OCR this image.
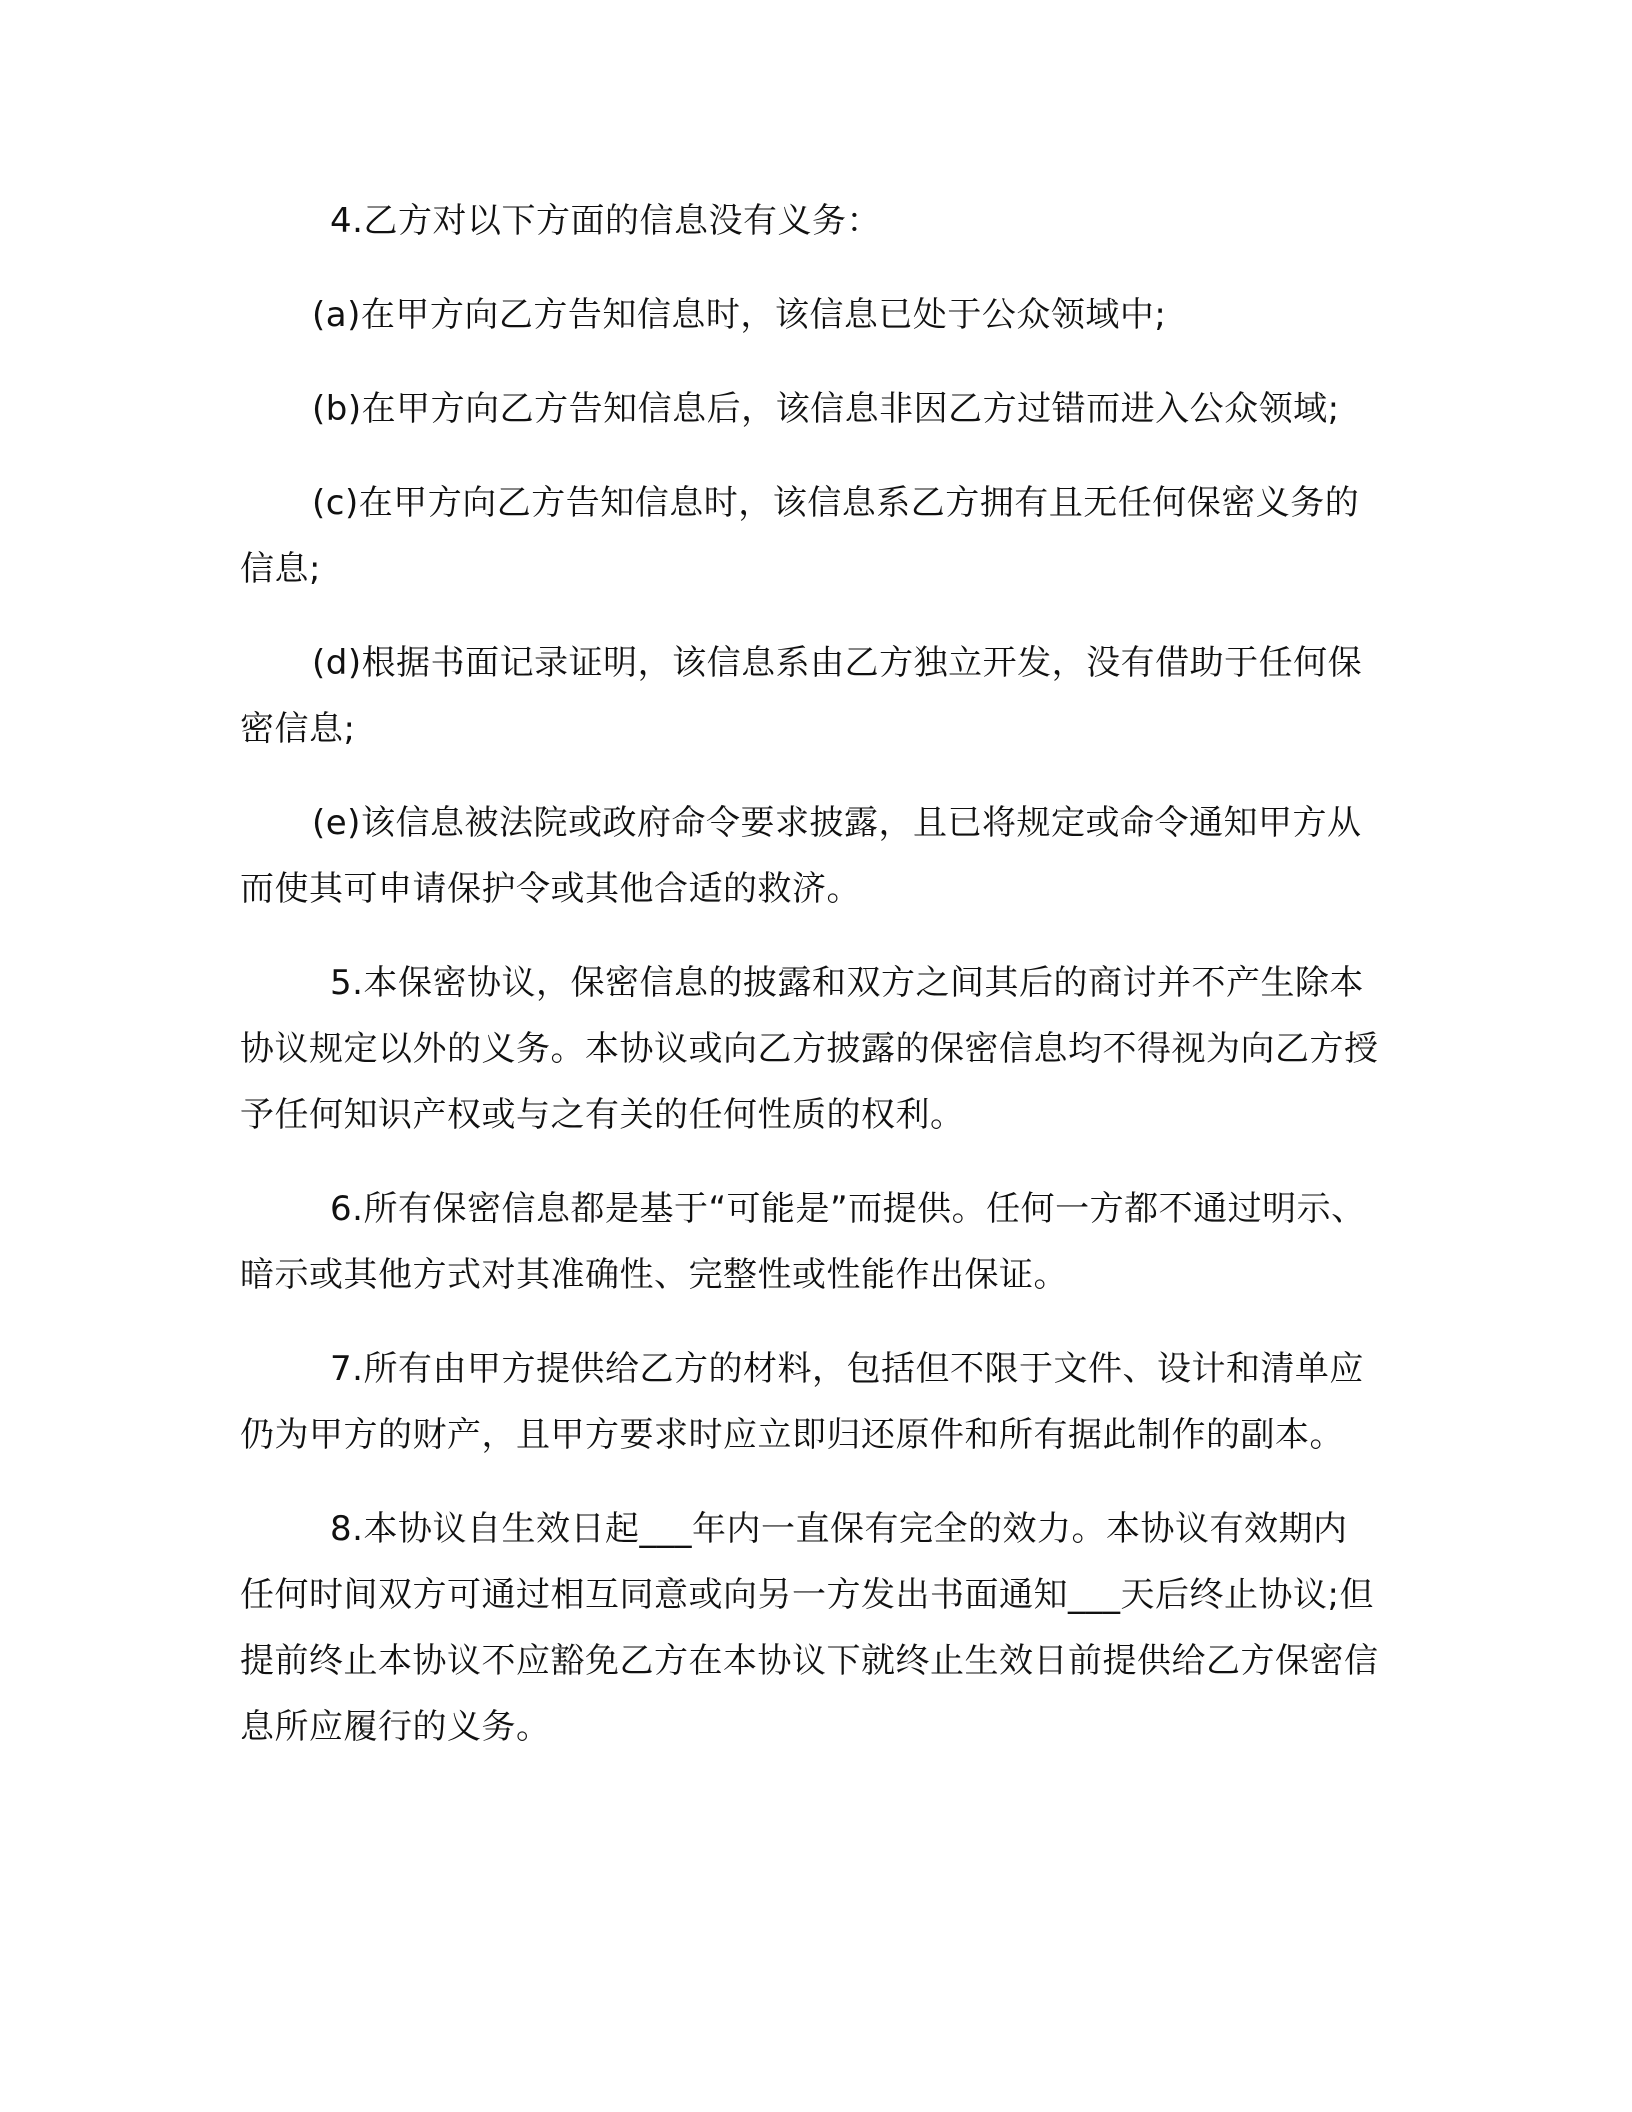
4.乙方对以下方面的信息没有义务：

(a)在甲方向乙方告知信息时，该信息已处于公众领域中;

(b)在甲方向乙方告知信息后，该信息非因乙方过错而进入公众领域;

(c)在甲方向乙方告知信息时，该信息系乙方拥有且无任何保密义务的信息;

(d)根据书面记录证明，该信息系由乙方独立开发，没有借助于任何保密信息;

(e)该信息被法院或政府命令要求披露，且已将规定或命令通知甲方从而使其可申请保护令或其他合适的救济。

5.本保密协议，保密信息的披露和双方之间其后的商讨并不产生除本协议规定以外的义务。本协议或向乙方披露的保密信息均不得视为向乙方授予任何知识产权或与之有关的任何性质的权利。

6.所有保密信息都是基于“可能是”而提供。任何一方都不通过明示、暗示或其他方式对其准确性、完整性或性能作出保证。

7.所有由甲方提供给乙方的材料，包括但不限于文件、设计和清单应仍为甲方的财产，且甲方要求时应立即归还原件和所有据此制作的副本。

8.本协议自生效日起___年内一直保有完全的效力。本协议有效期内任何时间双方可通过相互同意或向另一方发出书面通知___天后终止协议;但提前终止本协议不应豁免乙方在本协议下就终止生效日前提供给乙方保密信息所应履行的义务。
==
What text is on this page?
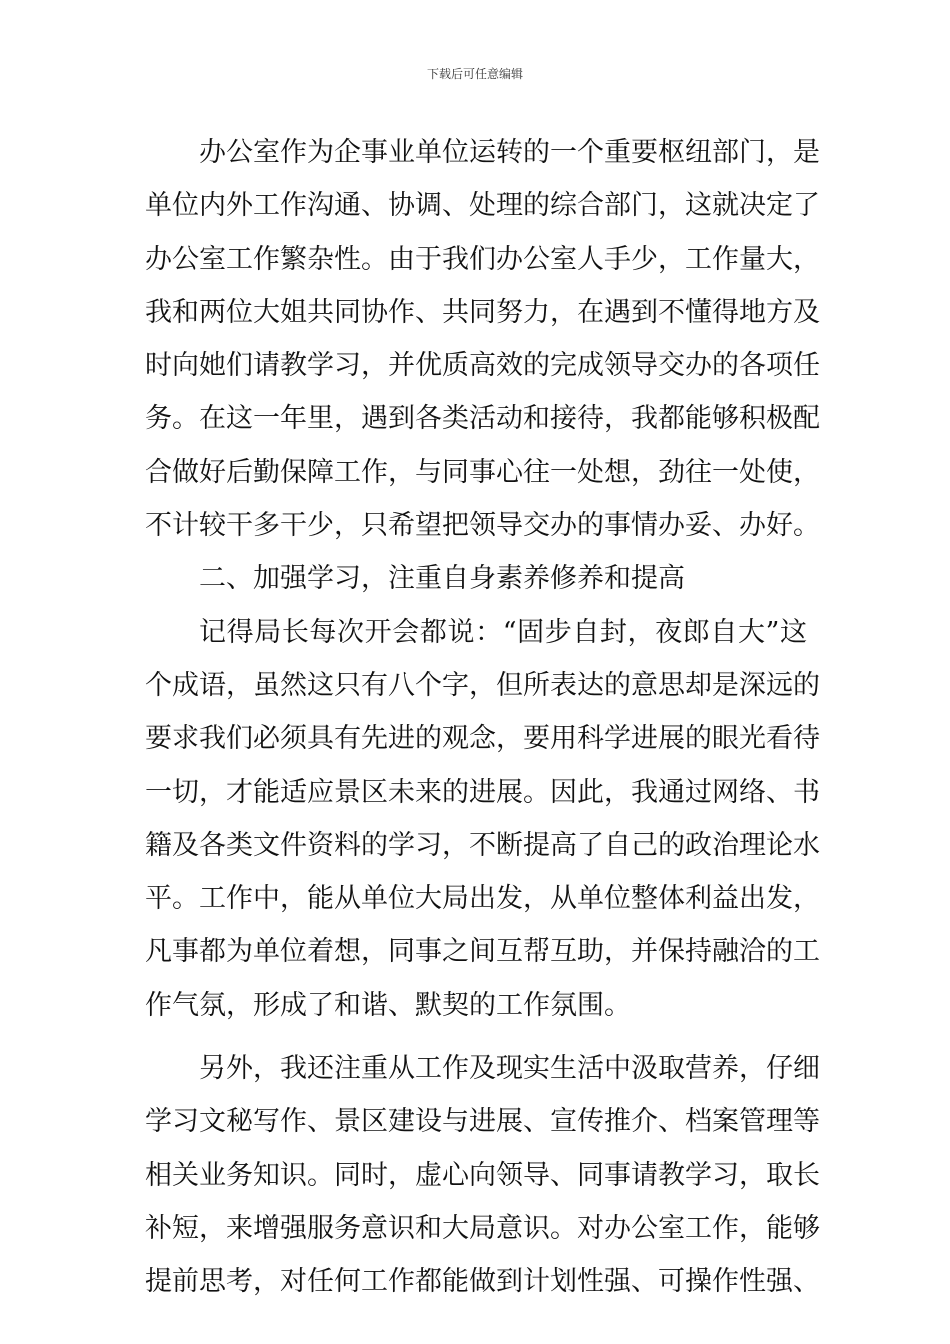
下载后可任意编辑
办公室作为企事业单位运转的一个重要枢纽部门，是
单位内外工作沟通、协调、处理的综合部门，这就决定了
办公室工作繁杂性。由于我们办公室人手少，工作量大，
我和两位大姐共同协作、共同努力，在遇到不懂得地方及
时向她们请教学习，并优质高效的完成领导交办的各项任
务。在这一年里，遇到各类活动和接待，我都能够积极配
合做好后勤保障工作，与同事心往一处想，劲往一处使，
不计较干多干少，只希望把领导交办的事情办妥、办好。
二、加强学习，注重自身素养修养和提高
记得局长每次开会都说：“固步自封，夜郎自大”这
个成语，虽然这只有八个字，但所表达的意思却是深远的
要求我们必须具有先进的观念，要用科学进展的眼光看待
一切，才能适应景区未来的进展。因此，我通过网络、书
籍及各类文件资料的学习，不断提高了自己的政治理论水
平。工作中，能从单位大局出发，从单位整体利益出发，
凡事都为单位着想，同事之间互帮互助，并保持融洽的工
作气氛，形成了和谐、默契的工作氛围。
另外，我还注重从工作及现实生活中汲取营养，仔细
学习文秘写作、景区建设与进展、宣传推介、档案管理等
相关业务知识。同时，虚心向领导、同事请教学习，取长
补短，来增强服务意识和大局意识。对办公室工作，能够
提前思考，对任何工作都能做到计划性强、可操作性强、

• _Exercise details_
Gather from the entries above all lines that include the string "在甲方向乙方告知信息时".

• _Result of the exercise_
(a)在甲方向乙方告知信息时，该信息已处于公众领域中;
(c)在甲方向乙方告知信息时，该信息系乙方拥有且无任何保密义务的信息;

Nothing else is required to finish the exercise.